• Task brief:
Go through the data below. Pull out every line that has the word "SHADRINA".
=== The data ===
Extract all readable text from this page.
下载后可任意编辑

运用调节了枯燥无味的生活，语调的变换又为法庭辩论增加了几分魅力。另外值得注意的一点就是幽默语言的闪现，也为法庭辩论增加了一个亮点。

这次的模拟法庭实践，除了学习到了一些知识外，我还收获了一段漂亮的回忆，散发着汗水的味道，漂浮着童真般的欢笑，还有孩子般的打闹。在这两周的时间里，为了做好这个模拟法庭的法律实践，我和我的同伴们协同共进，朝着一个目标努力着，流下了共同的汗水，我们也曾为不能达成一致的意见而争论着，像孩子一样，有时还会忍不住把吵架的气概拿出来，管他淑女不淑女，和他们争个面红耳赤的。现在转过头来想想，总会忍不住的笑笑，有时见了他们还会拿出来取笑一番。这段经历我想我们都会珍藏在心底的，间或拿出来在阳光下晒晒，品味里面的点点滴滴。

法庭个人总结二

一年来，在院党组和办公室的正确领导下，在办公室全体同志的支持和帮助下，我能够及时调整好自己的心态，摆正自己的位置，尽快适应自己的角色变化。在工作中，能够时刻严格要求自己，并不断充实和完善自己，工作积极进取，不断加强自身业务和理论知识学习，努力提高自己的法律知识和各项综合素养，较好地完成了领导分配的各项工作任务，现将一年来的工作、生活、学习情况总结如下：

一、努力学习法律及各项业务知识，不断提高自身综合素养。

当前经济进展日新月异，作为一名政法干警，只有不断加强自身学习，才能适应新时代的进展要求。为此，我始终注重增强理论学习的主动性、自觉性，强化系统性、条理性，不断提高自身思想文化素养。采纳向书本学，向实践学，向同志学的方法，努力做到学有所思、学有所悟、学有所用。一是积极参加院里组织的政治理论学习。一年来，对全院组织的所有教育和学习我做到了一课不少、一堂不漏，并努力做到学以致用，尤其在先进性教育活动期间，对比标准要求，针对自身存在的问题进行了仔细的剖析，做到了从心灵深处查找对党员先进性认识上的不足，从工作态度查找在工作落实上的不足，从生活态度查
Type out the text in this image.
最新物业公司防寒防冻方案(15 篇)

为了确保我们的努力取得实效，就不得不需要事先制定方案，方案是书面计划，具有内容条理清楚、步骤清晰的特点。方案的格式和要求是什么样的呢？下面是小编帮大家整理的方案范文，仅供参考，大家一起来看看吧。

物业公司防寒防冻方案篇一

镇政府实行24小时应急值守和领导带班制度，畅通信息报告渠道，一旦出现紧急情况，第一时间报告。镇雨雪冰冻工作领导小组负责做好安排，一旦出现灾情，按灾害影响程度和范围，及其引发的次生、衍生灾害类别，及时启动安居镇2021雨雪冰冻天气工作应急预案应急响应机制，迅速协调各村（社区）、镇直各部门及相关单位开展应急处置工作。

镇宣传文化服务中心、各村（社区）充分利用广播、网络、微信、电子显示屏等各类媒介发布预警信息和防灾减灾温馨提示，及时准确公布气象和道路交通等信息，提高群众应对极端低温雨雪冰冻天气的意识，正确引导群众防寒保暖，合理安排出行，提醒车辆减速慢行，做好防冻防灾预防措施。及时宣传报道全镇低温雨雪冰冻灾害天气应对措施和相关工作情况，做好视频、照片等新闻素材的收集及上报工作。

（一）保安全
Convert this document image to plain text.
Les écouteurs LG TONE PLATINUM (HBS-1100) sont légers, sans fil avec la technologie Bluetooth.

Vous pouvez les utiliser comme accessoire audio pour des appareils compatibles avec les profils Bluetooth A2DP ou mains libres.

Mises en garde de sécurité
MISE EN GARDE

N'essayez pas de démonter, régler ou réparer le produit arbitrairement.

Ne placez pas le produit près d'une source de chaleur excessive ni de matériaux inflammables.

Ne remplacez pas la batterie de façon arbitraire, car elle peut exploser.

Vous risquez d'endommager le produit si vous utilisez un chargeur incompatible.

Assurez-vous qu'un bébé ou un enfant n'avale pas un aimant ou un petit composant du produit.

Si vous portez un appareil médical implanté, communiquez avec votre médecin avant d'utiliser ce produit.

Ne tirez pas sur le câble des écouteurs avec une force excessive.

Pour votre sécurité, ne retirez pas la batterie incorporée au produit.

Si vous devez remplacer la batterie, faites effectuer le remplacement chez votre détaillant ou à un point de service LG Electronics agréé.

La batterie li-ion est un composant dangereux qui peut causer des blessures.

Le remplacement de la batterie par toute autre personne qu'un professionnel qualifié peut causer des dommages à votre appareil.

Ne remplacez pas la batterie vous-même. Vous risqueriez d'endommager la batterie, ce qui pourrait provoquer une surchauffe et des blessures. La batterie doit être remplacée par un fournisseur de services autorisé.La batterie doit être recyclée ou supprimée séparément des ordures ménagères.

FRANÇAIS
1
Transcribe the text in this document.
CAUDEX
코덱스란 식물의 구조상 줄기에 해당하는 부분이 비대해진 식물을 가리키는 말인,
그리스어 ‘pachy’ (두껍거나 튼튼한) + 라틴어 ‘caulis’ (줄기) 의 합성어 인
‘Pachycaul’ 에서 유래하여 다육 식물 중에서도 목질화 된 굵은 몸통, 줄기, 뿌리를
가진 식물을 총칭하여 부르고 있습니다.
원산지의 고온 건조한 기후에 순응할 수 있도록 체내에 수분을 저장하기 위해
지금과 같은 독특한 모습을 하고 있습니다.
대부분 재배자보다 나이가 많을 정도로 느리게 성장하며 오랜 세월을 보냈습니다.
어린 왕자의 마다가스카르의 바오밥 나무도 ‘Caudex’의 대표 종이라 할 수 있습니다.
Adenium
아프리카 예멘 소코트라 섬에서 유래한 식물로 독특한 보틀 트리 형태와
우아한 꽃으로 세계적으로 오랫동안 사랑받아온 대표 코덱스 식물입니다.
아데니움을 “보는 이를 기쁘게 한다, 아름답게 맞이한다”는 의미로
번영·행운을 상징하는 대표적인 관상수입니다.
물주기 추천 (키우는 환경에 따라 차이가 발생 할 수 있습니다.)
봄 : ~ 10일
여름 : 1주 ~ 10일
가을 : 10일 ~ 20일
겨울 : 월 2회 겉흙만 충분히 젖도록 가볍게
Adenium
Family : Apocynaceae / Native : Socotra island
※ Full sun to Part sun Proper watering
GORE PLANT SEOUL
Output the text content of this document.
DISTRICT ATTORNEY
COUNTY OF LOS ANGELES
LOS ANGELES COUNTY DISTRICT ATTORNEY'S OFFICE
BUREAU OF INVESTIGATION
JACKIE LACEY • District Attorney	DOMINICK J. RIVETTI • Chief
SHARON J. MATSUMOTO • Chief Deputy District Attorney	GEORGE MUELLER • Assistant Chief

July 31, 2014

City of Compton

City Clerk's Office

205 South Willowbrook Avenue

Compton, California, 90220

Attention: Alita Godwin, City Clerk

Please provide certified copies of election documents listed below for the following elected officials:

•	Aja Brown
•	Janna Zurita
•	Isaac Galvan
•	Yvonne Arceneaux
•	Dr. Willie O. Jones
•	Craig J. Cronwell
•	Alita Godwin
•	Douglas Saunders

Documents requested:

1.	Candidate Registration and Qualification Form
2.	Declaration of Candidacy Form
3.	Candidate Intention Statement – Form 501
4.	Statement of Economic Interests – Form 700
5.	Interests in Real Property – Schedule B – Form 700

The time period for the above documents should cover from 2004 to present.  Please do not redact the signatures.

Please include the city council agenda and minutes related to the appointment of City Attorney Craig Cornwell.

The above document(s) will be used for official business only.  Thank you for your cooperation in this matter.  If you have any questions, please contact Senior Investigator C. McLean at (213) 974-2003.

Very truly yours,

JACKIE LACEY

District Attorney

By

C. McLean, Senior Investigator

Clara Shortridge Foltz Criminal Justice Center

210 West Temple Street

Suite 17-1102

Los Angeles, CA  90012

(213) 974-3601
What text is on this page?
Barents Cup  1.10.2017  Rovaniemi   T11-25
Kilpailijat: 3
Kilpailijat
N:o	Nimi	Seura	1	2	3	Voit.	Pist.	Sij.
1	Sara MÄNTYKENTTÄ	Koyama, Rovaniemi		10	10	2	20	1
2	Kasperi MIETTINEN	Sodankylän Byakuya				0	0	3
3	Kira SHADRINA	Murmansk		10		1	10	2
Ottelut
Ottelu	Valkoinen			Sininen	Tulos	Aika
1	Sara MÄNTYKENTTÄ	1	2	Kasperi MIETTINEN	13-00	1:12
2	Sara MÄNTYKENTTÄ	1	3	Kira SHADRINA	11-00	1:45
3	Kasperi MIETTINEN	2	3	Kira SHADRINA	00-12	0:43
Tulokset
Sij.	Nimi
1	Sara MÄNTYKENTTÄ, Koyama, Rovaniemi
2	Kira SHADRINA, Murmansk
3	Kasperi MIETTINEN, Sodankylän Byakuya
===
• Response:
3	Kira SHADRINA	Murmansk		10		1	10	2
2	Sara MÄNTYKENTTÄ	1	3	Kira SHADRINA	11-00	1:45
3	Kasperi MIETTINEN	2	3	Kira SHADRINA	00-12	0:43
2	Kira SHADRINA, Murmansk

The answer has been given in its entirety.